---------- Source records ----------
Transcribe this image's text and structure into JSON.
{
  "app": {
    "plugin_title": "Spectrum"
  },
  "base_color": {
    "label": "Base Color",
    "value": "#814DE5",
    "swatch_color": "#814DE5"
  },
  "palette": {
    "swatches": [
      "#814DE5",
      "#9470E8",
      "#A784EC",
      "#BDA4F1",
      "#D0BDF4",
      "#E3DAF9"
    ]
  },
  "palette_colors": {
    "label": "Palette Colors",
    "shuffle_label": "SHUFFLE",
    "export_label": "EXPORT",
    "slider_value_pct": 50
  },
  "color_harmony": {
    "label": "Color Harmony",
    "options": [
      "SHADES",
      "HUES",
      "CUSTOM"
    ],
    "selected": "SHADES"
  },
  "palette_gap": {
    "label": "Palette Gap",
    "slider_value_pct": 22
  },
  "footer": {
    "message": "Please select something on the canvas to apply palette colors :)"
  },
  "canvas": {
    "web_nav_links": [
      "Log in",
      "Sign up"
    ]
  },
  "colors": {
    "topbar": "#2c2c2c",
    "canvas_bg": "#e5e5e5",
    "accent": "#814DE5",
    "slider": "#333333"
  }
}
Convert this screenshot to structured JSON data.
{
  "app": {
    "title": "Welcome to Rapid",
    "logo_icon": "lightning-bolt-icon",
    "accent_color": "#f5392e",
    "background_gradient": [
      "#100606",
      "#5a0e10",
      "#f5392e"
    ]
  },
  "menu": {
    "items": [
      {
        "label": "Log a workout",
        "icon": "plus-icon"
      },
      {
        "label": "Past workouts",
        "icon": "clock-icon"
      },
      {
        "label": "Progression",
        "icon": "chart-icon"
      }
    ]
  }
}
----------
• Requirement
The word "JSON" may appear on some lines of these records; state how many such lines there are, and nothing else.

• In response
2